SET PROBLEM →
Look through the material below. Copy each line that contains the string "title".

SOURCE RECORDS →

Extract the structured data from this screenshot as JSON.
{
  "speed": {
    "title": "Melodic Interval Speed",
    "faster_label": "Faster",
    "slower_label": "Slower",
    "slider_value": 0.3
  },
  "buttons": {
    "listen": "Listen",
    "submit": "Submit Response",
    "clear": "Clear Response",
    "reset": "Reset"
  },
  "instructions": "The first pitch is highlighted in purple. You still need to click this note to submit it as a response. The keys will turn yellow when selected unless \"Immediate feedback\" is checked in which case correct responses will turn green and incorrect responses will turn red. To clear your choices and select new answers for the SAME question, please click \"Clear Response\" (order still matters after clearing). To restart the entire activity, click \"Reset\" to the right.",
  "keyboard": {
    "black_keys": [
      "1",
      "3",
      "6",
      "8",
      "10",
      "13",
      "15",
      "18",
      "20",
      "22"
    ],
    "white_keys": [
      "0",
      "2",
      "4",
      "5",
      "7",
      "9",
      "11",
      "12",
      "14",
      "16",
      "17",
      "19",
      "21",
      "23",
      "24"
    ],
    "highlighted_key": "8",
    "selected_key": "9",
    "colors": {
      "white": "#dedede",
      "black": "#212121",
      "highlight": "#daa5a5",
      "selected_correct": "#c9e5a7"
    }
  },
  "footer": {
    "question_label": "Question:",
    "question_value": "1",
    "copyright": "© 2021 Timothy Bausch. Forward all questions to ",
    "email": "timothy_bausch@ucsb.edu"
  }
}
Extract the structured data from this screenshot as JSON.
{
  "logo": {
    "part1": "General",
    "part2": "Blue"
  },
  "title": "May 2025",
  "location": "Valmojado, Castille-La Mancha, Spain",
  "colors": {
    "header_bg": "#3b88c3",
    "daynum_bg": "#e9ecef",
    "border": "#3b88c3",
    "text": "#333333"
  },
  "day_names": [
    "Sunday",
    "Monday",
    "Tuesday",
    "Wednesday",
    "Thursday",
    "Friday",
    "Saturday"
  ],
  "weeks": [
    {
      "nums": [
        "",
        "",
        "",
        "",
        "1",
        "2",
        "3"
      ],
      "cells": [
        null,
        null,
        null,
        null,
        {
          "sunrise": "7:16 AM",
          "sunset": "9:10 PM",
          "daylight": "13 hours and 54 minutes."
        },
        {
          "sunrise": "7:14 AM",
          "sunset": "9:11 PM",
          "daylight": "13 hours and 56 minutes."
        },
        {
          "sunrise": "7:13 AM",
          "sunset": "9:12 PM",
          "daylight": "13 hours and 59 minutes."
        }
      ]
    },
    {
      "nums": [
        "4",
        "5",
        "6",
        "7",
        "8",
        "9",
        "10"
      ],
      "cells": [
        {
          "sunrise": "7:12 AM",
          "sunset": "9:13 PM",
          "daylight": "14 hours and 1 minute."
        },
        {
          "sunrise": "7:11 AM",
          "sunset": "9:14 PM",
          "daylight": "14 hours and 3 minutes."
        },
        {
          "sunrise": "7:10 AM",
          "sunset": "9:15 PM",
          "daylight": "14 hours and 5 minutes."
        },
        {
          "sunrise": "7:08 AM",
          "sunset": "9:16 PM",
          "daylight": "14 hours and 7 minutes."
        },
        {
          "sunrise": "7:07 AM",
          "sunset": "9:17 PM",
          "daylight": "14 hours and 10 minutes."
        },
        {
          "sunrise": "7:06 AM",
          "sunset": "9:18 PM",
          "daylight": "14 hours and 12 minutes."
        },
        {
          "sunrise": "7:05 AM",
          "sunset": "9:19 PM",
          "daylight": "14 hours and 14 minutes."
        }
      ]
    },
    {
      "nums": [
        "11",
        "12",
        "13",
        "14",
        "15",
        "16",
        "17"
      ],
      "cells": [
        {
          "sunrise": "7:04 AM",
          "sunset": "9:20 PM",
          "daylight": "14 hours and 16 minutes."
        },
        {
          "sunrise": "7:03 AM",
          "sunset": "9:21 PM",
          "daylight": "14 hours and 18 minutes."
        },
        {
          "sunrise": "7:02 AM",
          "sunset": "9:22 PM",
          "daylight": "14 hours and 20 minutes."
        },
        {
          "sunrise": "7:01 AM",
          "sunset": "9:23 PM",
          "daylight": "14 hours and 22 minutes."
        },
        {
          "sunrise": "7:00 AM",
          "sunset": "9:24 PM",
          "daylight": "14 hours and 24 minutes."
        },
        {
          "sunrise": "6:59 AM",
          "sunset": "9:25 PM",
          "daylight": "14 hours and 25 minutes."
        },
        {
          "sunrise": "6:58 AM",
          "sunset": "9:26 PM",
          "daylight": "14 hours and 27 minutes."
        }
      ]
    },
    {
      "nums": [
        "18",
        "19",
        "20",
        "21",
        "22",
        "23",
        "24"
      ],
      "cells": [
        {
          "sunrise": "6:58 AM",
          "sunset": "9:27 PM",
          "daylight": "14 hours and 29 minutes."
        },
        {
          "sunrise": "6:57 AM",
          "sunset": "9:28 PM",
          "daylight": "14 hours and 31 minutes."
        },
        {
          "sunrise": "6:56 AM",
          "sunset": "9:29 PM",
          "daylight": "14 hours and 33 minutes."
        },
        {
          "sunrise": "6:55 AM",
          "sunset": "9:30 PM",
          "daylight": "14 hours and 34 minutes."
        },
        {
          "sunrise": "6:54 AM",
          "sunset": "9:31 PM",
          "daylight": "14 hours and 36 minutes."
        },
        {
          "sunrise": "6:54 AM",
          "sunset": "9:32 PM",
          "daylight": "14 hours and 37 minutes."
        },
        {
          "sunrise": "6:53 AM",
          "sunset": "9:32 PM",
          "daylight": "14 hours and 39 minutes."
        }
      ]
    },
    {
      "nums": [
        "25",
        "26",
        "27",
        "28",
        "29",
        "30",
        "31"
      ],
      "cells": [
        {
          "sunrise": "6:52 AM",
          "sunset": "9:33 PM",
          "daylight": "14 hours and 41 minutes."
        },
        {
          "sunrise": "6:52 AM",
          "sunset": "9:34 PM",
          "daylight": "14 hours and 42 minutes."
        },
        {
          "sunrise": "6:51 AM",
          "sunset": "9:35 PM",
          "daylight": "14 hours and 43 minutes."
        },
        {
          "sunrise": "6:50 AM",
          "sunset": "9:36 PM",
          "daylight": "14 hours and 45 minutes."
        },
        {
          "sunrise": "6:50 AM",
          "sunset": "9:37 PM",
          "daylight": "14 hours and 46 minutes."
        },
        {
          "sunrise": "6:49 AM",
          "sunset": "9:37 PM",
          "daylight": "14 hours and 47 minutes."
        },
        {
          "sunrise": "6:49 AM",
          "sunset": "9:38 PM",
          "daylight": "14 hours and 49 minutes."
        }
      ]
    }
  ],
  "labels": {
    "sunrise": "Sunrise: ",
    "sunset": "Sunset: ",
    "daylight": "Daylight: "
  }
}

PROBLEM SOLUTION →
    "title": "Melodic Interval Speed",
  "title": "May 2025",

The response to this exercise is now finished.